- Task requirements
In the entries that follow, how many lines contain the word "illness"? Answer with the number only.

[Document page transcription items]
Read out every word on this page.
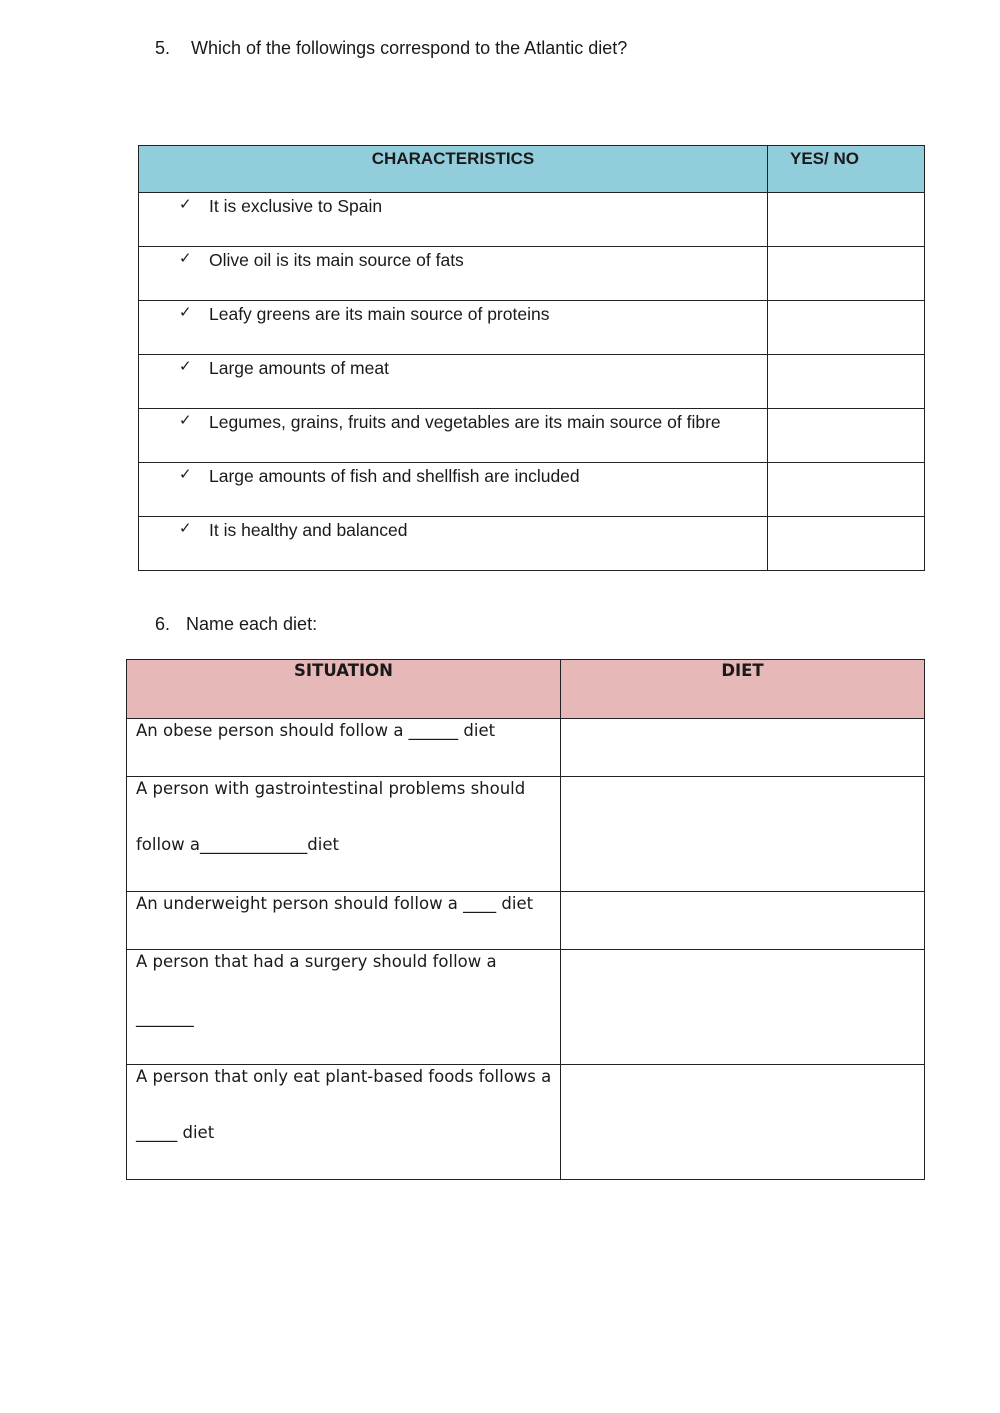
5. Which of the followings correspond to the Atlantic diet?
CHARACTERISTICS	YES/ NO

✓ It is exclusive to Spain	

✓ Olive oil is its main source of fats	

✓ Leafy greens are its main source of proteins	

✓ Large amounts of meat	

✓ Legumes, grains, fruits and vegetables are its main source of fibre	

✓ Large amounts of fish and shellfish are included	

✓ It is healthy and balanced	

6. Name each diet:
SITUATION	DIET

An obese person should follow a ______ diet	

A person with gastrointestinal problems should
follow a_____________diet	

An underweight person should follow a ____ diet	

A person that had a surgery should follow a
_______	

A person that only eat plant-based foods follows a
_____ diet	
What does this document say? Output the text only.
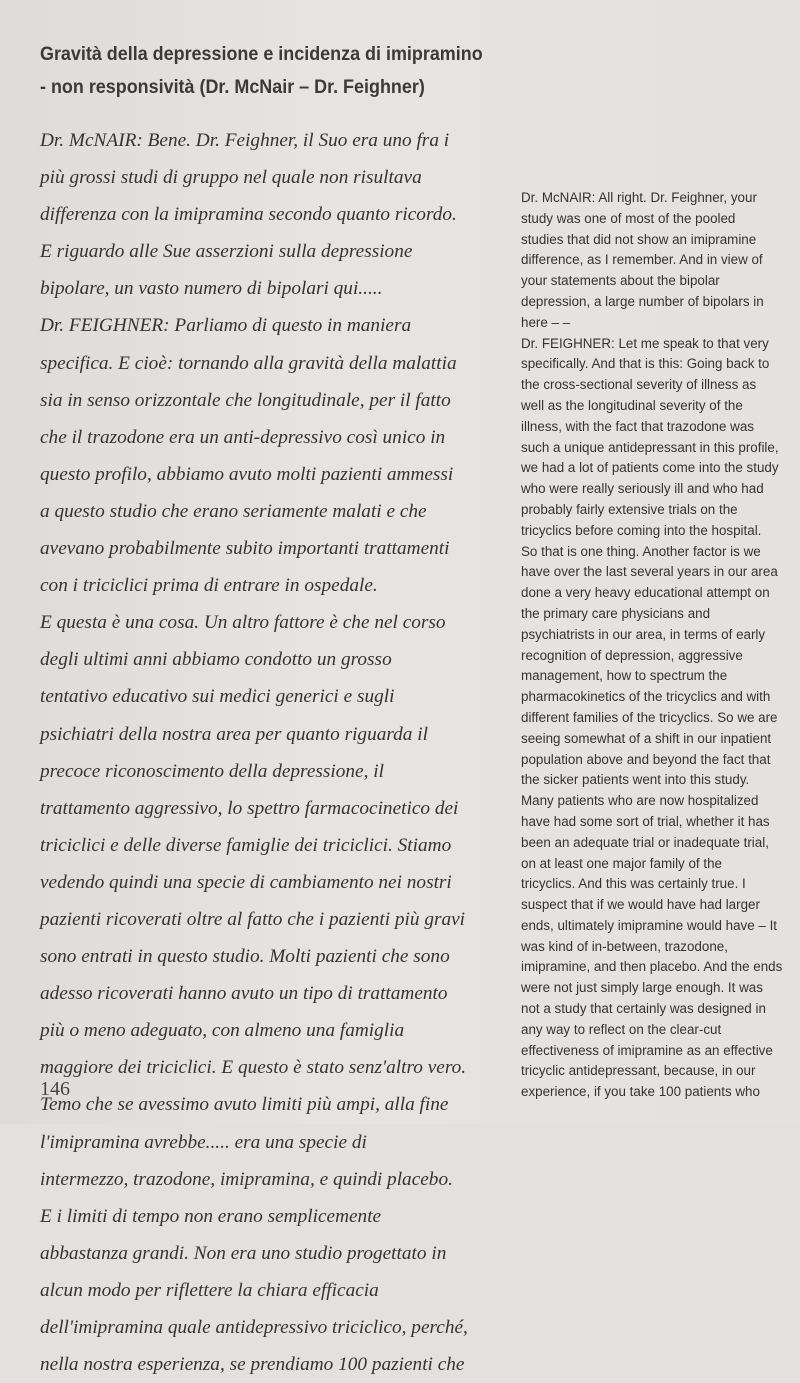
Gravità della depressione e incidenza di imipramino
- non responsività (Dr. McNair – Dr. Feighner)
Dr. McNAIR: Bene. Dr. Feighner, il Suo era uno fra i
più grossi studi di gruppo nel quale non risultava
differenza con la imipramina secondo quanto ricordo.
E riguardo alle Sue asserzioni sulla depressione
bipolare, un vasto numero di bipolari qui.....
Dr. FEIGHNER: Parliamo di questo in maniera
specifica. E cioè: tornando alla gravità della malattia
sia in senso orizzontale che longitudinale, per il fatto
che il trazodone era un anti-depressivo così unico in
questo profilo, abbiamo avuto molti pazienti ammessi
a questo studio che erano seriamente malati e che
avevano probabilmente subito importanti trattamenti
con i triciclici prima di entrare in ospedale.
E questa è una cosa. Un altro fattore è che nel corso
degli ultimi anni abbiamo condotto un grosso
tentativo educativo sui medici generici e sugli
psichiatri della nostra area per quanto riguarda il
precoce riconoscimento della depressione, il
trattamento aggressivo, lo spettro farmacocinetico dei
triciclici e delle diverse famiglie dei triciclici. Stiamo
vedendo quindi una specie di cambiamento nei nostri
pazienti ricoverati oltre al fatto che i pazienti più gravi
sono entrati in questo studio. Molti pazienti che sono
adesso ricoverati hanno avuto un tipo di trattamento
più o meno adeguato, con almeno una famiglia
maggiore dei triciclici. E questo è stato senz'altro vero.
Temo che se avessimo avuto limiti più ampi, alla fine
l'imipramina avrebbe..... era una specie di
intermezzo, trazodone, imipramina, e quindi placebo.
E i limiti di tempo non erano semplicemente
abbastanza grandi. Non era uno studio progettato in
alcun modo per riflettere la chiara efficacia
dell'imipramina quale antidepressivo triciclico, perché,
nella nostra esperienza, se prendiamo 100 pazienti che
Dr. McNAIR: All right. Dr. Feighner, your
study was one of most of the pooled
studies that did not show an imipramine
difference, as I remember. And in view of
your statements about the bipolar
depression, a large number of bipolars in
here – –
Dr. FEIGHNER: Let me speak to that very
specifically. And that is this: Going back to
the cross-sectional severity of illness as
well as the longitudinal severity of the
illness, with the fact that trazodone was
such a unique antidepressant in this profile,
we had a lot of patients come into the study
who were really seriously ill and who had
probably fairly extensive trials on the
tricyclics before coming into the hospital.
So that is one thing. Another factor is we
have over the last several years in our area
done a very heavy educational attempt on
the primary care physicians and
psychiatrists in our area, in terms of early
recognition of depression, aggressive
management, how to spectrum the
pharmacokinetics of the tricyclics and with
different families of the tricyclics. So we are
seeing somewhat of a shift in our inpatient
population above and beyond the fact that
the sicker patients went into this study.
Many patients who are now hospitalized
have had some sort of trial, whether it has
been an adequate trial or inadequate trial,
on at least one major family of the
tricyclics. And this was certainly true. I
suspect that if we would have had larger
ends, ultimately imipramine would have – It
was kind of in-between, trazodone,
imipramine, and then placebo. And the ends
were not just simply large enough. It was
not a study that certainly was designed in
any way to reflect on the clear-cut
effectiveness of imipramine as an effective
tricyclic antidepressant, because, in our
experience, if you take 100 patients who
146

- Completed task
2